* STATED TASK
Of the lines below, count those containing the word "notte". Reply with the number alone.

* WORKING DATA

============

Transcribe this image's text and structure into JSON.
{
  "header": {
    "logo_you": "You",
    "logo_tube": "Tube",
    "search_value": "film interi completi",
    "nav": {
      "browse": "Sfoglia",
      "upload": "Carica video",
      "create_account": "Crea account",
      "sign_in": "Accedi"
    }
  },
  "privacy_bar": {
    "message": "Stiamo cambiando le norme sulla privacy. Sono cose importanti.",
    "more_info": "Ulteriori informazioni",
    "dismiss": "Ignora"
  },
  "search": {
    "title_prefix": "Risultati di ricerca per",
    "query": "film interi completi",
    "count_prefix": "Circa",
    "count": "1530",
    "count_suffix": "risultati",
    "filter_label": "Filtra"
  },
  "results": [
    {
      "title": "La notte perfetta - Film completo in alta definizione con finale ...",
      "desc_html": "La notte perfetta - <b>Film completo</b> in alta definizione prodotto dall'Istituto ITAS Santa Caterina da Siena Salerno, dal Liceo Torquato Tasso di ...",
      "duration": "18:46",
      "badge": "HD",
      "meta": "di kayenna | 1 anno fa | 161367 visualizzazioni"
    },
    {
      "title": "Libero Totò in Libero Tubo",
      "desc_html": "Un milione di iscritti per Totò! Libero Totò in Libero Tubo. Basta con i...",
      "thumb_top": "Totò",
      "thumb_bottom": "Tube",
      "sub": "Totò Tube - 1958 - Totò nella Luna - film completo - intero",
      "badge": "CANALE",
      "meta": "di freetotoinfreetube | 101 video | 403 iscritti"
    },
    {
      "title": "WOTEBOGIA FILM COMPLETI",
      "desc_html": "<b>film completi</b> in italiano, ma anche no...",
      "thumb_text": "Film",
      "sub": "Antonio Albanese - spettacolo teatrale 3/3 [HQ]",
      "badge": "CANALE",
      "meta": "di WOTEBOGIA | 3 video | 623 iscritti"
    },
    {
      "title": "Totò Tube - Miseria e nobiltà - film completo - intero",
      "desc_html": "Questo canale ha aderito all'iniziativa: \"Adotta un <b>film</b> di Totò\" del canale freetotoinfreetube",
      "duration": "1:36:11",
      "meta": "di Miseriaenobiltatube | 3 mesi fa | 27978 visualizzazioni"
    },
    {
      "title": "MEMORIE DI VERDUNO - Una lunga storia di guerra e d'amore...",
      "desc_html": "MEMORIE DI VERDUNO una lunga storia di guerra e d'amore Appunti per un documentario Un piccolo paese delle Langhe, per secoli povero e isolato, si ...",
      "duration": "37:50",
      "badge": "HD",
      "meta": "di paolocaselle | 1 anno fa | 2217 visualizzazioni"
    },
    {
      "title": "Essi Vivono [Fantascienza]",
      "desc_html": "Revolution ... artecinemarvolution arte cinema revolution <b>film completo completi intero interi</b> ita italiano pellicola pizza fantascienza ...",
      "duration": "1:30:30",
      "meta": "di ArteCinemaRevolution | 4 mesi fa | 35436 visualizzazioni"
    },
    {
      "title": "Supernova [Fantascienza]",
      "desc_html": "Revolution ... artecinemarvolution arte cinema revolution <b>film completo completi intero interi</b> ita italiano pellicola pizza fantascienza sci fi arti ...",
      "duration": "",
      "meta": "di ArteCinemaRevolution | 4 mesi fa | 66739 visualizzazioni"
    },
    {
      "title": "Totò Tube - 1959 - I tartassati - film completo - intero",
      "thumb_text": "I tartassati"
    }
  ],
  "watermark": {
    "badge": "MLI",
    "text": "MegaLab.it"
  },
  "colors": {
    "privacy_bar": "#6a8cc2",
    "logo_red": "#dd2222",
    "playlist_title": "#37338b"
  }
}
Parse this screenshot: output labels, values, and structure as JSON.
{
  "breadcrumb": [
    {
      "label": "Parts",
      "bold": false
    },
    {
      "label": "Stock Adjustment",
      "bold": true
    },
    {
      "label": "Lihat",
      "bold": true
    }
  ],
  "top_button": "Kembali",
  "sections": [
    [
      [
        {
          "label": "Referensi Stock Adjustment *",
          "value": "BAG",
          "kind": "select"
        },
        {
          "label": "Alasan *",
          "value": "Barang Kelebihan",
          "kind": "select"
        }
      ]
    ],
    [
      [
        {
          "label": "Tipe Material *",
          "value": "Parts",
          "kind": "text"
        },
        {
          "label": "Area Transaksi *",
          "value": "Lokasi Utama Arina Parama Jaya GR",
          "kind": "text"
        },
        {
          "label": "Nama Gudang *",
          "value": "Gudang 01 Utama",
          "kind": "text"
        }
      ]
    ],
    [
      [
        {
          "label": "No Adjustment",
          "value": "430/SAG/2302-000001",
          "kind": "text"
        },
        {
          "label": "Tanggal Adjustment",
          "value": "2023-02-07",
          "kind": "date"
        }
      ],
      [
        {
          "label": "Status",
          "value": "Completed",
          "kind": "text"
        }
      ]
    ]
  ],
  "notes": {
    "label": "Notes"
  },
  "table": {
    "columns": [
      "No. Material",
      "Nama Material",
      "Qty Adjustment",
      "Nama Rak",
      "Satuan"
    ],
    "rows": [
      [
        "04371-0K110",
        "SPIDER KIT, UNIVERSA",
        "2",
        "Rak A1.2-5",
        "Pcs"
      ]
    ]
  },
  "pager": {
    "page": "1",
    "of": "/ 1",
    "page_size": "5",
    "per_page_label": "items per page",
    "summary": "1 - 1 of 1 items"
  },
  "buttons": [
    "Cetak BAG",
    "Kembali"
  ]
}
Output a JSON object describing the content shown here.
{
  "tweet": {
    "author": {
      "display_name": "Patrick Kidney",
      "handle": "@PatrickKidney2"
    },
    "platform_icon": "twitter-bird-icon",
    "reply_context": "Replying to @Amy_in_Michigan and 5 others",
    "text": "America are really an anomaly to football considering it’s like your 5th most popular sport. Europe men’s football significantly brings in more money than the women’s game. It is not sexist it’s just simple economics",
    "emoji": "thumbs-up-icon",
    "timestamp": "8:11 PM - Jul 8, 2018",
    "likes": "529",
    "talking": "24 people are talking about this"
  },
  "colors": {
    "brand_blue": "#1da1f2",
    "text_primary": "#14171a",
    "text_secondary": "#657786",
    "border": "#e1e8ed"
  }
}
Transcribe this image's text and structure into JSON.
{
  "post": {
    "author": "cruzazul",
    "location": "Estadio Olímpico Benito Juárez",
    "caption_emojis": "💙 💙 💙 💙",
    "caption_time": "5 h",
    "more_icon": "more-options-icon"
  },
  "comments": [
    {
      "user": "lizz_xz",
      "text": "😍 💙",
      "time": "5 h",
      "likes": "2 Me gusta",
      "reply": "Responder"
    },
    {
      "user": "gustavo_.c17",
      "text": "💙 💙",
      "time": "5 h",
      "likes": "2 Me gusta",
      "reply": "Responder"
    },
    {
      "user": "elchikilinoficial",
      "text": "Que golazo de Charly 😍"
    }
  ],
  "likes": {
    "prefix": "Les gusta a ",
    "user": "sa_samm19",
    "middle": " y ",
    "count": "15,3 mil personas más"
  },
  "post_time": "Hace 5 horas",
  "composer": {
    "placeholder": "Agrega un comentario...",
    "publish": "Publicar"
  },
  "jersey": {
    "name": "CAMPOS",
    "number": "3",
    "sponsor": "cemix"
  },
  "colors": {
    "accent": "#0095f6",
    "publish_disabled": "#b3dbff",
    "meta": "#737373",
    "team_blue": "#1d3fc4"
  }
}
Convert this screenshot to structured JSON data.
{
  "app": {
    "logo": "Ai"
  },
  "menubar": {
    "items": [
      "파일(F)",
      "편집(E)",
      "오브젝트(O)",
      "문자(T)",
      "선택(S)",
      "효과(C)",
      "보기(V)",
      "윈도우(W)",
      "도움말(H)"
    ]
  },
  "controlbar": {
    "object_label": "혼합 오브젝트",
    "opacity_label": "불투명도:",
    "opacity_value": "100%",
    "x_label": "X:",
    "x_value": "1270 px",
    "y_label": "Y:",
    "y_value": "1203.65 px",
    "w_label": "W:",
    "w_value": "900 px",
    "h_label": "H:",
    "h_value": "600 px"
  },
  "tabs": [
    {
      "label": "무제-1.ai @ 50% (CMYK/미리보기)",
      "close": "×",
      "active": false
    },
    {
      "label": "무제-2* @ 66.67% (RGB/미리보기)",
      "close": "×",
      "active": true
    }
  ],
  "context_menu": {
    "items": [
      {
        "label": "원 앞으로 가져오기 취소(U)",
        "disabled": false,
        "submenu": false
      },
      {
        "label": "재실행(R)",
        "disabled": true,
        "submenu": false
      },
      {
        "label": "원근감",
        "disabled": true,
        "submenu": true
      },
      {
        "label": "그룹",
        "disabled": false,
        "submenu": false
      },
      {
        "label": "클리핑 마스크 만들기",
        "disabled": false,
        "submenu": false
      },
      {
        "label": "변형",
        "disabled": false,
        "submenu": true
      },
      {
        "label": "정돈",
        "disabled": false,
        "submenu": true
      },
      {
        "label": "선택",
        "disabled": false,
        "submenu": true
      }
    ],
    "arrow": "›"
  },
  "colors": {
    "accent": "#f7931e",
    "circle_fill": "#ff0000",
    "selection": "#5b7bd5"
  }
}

============

* CORRECT OUTPUT
2